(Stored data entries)
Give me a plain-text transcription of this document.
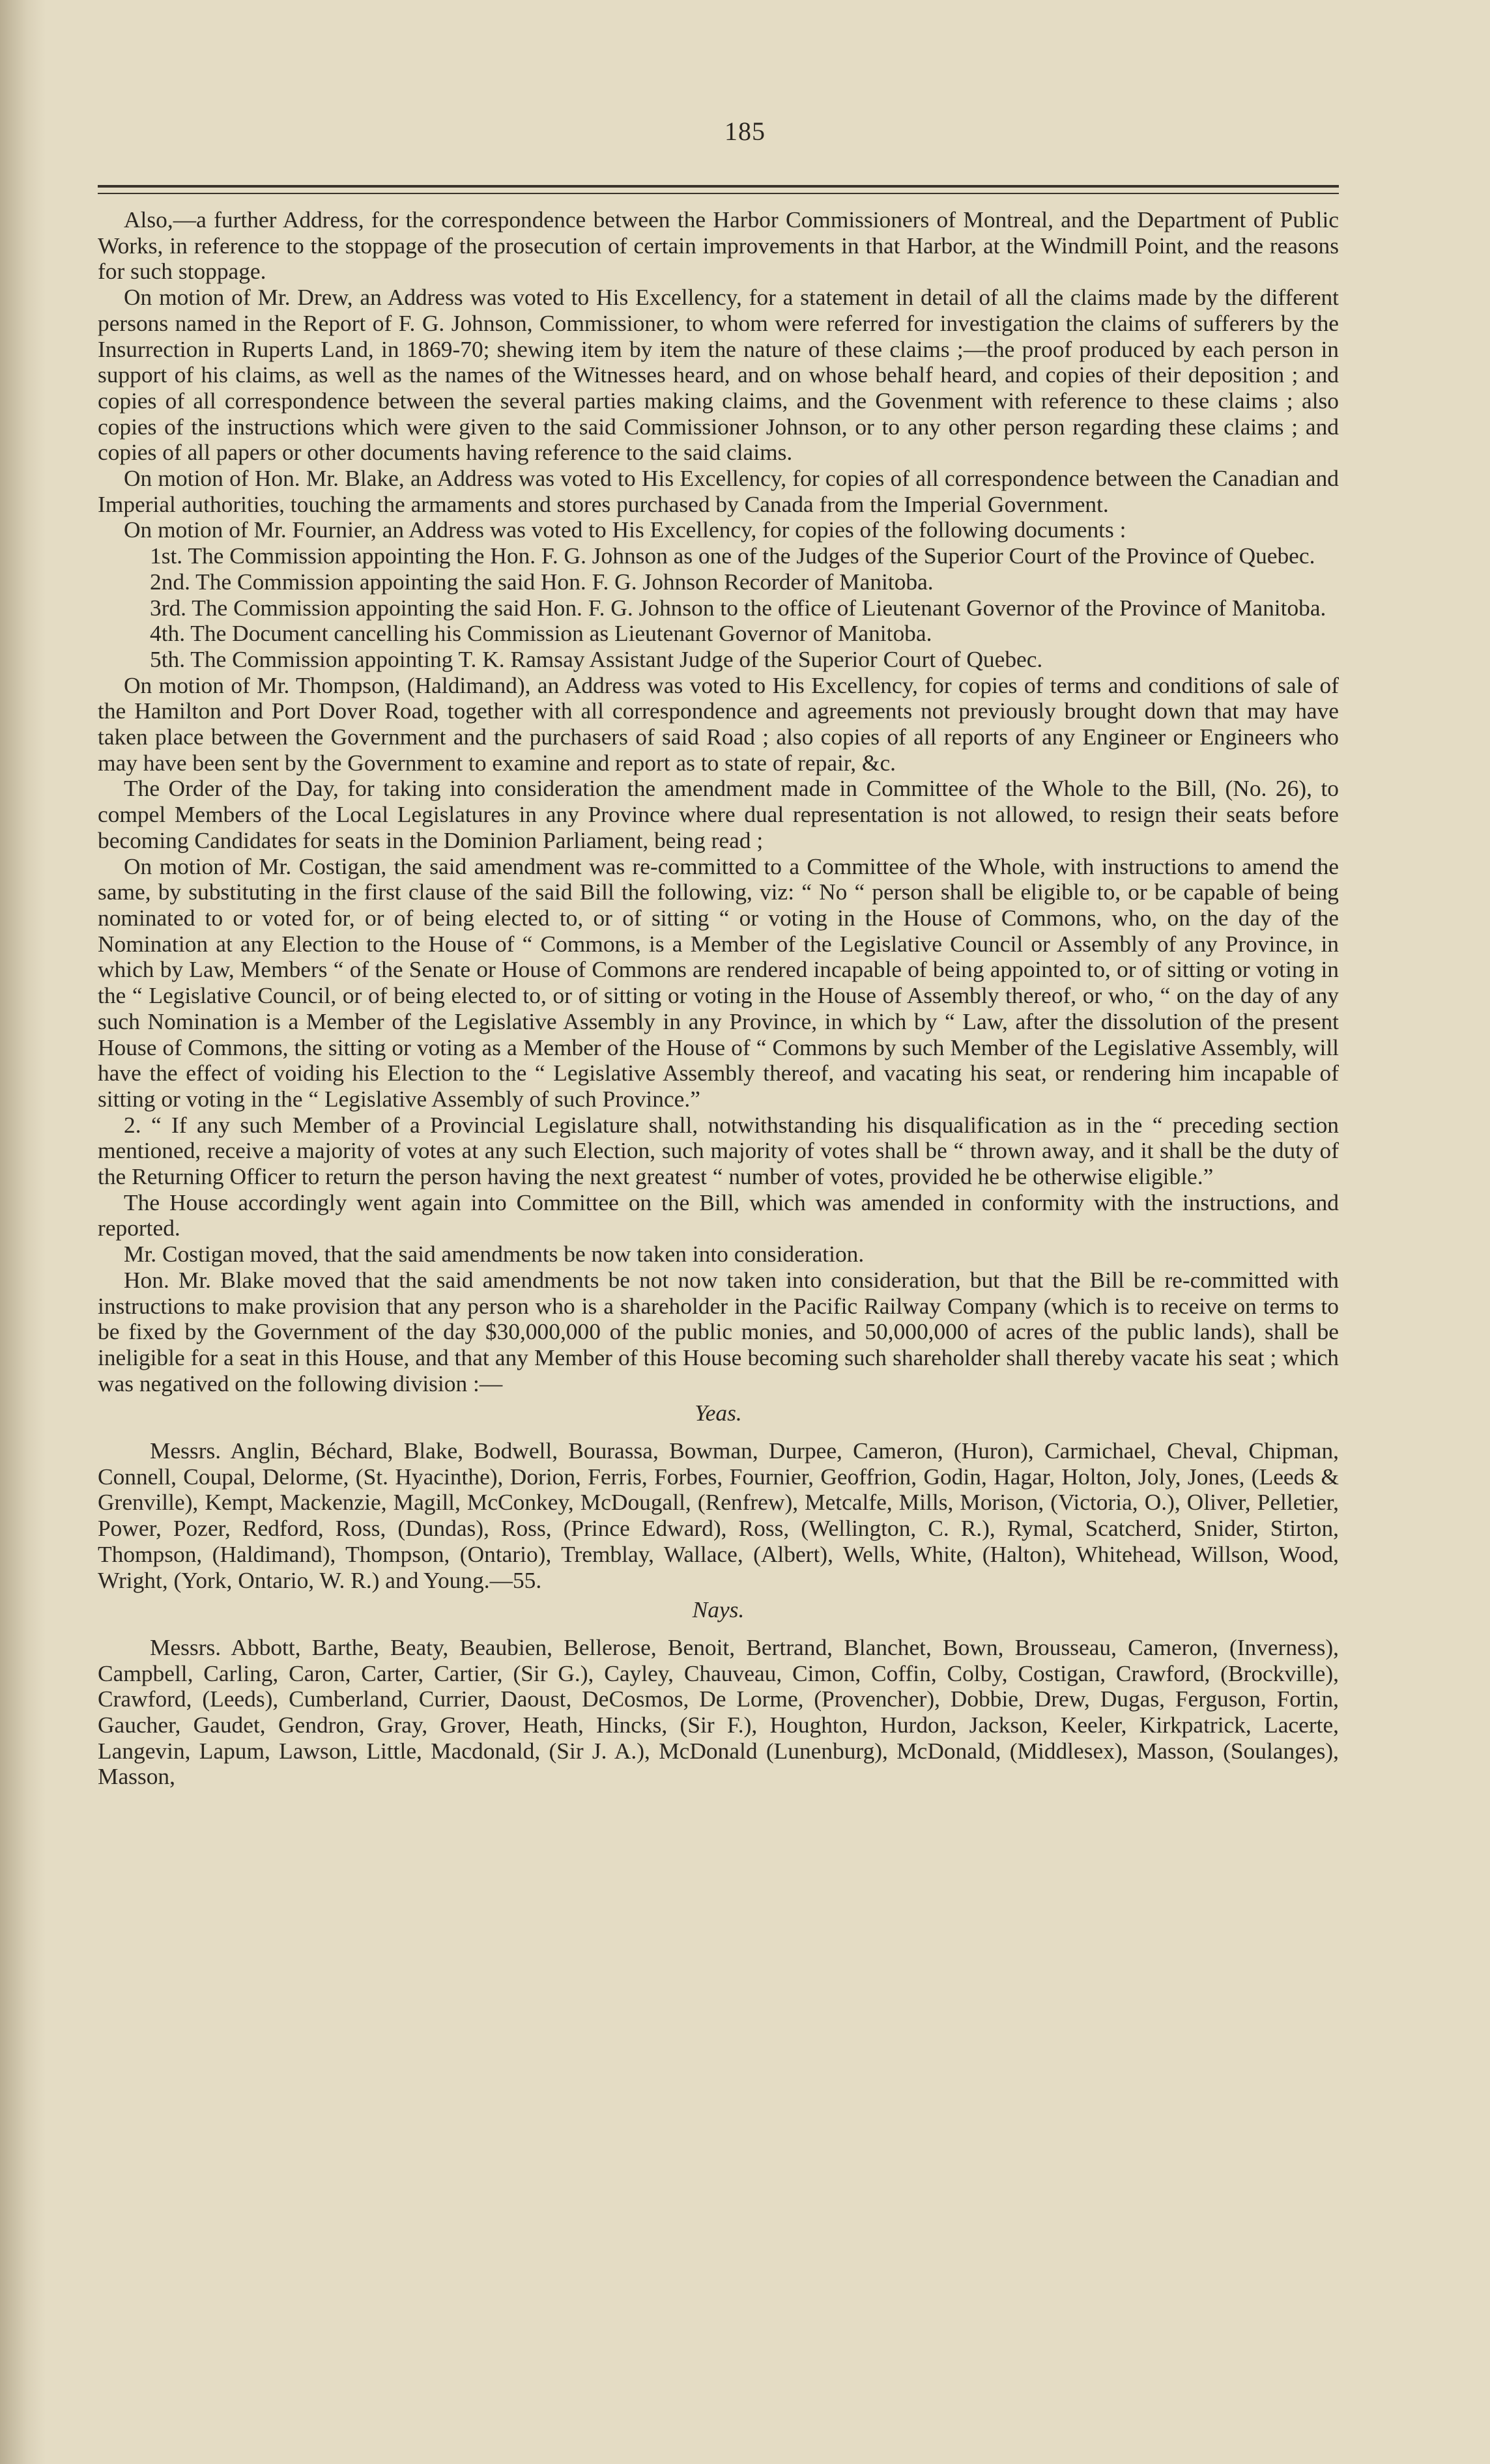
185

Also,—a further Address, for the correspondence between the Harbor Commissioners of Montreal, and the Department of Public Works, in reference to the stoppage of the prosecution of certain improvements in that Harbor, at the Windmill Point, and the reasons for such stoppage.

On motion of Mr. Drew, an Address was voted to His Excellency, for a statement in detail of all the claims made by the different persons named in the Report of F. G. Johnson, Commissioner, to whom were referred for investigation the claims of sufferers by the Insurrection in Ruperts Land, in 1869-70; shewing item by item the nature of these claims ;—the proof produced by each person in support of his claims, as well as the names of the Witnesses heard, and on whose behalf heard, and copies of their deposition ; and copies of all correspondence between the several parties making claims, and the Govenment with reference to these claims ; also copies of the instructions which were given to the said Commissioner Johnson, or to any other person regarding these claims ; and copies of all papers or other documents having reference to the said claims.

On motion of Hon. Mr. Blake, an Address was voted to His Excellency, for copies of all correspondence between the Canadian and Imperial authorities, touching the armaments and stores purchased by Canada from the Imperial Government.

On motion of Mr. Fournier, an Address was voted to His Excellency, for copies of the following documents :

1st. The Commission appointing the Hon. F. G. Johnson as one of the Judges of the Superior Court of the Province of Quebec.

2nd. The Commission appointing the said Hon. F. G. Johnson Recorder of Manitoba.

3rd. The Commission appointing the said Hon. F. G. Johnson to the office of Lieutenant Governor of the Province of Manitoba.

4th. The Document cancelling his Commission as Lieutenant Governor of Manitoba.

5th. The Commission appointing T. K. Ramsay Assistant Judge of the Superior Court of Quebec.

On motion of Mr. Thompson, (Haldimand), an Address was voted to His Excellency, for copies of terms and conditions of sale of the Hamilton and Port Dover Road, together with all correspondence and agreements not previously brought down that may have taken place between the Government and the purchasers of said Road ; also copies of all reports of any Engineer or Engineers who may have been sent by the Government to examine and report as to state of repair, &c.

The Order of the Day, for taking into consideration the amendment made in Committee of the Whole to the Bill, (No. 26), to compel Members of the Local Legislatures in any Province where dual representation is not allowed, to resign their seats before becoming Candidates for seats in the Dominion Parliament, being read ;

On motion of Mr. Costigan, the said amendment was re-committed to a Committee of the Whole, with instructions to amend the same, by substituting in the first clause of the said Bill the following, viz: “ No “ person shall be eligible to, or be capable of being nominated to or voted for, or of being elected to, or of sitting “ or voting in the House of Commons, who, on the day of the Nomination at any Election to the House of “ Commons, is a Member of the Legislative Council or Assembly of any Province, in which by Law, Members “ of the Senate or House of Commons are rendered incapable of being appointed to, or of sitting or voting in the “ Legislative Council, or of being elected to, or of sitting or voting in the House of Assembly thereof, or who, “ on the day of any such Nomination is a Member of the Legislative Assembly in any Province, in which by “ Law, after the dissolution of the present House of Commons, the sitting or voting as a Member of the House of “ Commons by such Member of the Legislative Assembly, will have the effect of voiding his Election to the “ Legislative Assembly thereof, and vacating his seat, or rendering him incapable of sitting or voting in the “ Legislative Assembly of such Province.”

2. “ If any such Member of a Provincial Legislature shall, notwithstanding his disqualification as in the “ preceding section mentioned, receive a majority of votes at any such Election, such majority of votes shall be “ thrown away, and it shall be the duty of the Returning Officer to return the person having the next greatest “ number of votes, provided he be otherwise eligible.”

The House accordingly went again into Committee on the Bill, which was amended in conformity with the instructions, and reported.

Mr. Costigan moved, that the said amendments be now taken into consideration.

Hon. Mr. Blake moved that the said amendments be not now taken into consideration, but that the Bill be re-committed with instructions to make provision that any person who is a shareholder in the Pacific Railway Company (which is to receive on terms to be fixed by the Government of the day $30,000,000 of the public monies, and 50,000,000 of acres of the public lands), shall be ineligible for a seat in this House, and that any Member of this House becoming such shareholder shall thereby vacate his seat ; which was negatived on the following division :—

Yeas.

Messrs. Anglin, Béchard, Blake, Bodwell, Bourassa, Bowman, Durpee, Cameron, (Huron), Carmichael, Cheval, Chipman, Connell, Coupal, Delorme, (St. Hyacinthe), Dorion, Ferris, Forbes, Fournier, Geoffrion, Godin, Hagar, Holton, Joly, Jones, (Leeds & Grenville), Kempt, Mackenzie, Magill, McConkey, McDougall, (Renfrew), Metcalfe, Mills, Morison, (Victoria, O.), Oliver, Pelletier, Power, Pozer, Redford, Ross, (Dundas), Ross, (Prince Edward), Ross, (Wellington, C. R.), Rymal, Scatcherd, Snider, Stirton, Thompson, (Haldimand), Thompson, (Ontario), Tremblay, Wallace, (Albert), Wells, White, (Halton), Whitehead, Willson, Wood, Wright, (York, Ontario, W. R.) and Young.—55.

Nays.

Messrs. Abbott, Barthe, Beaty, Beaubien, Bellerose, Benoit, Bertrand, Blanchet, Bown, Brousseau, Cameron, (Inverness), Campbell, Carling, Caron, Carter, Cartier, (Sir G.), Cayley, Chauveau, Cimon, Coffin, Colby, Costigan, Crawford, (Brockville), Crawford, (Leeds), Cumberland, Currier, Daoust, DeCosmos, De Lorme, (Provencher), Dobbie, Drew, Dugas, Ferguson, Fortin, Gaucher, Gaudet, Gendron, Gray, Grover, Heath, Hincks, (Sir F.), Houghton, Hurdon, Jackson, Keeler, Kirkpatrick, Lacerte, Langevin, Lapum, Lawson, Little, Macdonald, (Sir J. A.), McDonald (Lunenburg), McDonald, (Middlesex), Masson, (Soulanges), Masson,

* * *

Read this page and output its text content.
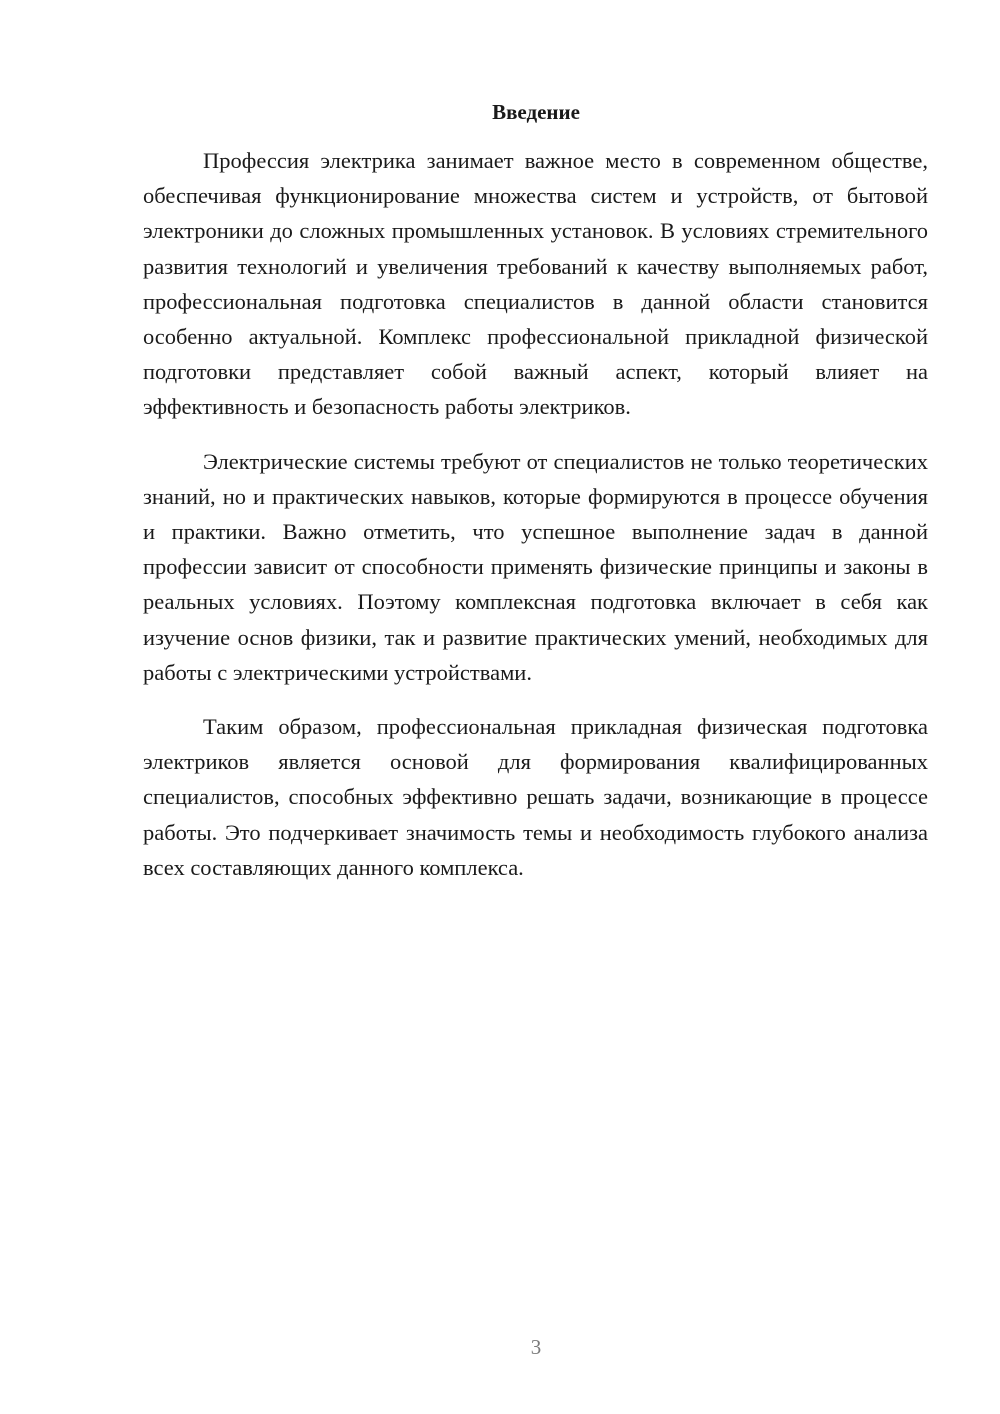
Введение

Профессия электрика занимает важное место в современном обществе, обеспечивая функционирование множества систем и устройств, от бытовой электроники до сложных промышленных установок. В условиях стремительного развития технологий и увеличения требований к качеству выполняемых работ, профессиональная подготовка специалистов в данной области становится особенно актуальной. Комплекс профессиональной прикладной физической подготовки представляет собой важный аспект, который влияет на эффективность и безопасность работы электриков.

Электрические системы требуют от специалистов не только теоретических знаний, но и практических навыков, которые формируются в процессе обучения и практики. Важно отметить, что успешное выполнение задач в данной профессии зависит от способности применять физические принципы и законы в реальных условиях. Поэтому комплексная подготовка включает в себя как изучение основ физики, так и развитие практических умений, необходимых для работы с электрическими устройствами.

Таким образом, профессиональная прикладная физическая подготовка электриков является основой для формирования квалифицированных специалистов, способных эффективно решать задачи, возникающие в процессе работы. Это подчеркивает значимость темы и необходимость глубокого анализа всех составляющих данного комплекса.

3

==

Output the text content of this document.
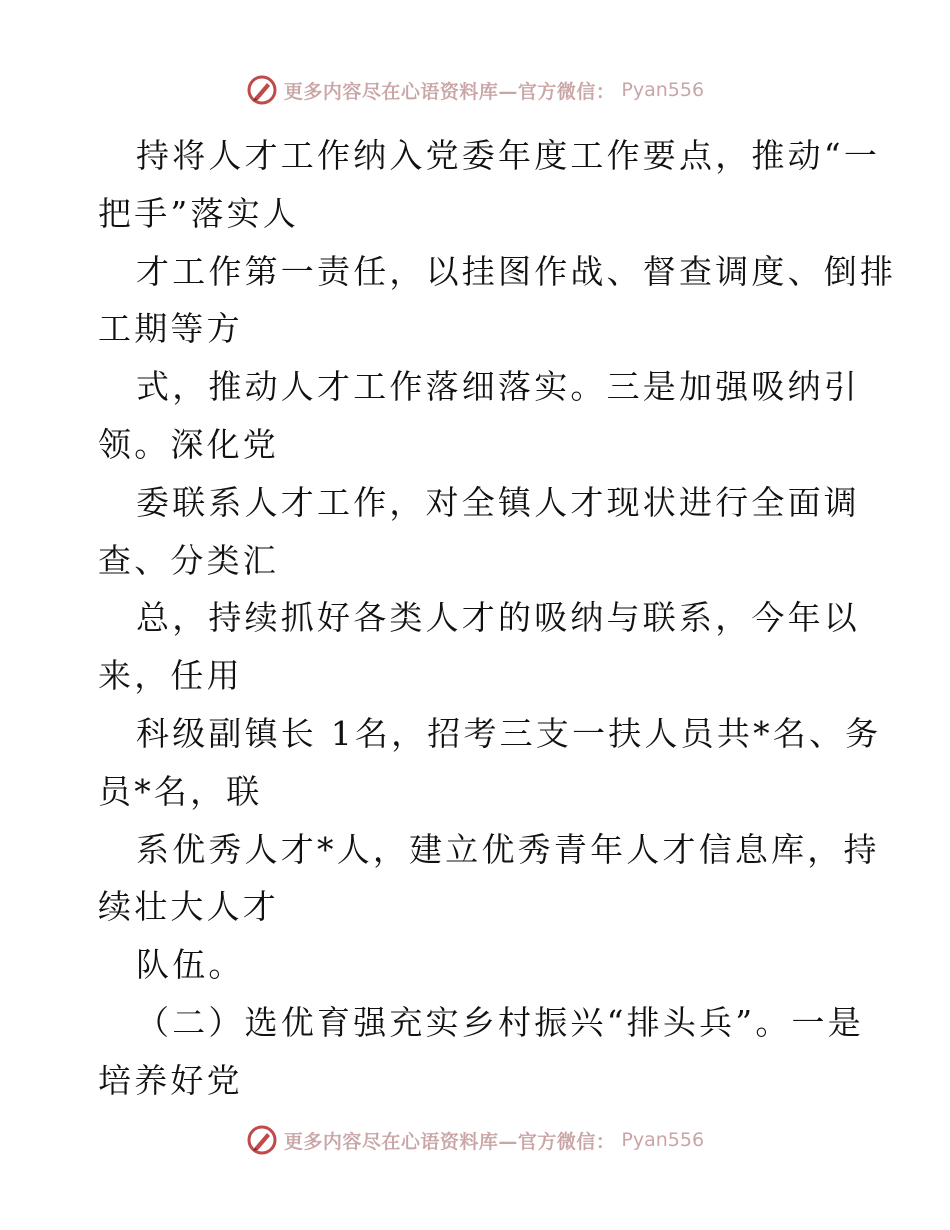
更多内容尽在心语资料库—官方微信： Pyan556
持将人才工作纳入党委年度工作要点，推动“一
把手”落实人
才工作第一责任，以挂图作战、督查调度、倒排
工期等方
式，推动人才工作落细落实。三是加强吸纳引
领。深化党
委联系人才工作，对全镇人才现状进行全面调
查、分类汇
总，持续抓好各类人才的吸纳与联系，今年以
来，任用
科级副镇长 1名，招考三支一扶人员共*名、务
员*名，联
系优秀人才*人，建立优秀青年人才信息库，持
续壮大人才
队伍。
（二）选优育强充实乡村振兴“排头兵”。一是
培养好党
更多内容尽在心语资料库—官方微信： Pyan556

SHORT TASK>
Track down all lines above with the string "appointing" and copy them.

PROBLEM SOLUTION>
1st. The Commission appointing the Hon. F. G. Johnson as one of the Judges of the Superior Court of the Province of Quebec.
2nd. The Commission appointing the said Hon. F. G. Johnson Recorder of Manitoba.
3rd. The Commission appointing the said Hon. F. G. Johnson to the office of Lieutenant Governor of the Province of Manitoba.
5th. The Commission appointing T. K. Ramsay Assistant Judge of the Superior Court of Quebec.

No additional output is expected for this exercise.